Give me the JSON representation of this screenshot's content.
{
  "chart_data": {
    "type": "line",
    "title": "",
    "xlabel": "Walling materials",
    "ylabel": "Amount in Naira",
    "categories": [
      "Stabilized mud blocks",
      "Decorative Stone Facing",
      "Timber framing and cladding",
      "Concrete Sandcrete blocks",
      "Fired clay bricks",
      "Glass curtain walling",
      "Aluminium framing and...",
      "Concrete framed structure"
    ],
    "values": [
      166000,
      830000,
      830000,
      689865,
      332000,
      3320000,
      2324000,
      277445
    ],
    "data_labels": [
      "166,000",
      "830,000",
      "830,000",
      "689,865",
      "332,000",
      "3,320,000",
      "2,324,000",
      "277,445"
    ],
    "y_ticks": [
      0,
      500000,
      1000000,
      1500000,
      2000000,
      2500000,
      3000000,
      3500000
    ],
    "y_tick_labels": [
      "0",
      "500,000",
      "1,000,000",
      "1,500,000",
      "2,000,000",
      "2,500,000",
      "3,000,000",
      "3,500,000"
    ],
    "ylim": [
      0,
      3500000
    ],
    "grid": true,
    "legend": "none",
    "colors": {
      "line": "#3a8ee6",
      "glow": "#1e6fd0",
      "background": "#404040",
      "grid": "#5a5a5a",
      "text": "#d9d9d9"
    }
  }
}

————

Extract from the data every line where "framing" shows up.

*Full solution*
      "Timber framing and cladding",
      "Aluminium framing and...",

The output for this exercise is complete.